YOUR OBJECTIVE: Count the lines in the entries below that include the word "title". Give nothing but the number.

····················

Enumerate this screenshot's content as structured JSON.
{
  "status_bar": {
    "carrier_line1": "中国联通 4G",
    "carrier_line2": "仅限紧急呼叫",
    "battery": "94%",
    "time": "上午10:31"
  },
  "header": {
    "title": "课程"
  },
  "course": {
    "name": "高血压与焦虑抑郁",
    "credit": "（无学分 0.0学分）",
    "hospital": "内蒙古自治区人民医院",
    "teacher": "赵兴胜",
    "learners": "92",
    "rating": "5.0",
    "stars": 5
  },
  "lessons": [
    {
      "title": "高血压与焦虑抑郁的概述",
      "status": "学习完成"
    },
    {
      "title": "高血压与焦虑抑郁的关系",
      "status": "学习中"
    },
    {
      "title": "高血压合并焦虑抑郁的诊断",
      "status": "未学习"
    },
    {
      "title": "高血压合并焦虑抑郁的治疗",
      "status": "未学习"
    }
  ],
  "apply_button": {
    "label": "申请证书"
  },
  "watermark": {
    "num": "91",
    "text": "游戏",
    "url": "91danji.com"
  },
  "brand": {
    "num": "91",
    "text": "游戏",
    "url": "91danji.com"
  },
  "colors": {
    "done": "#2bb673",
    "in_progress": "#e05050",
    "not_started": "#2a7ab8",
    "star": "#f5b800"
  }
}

····················

SOLUTION BELOW: 5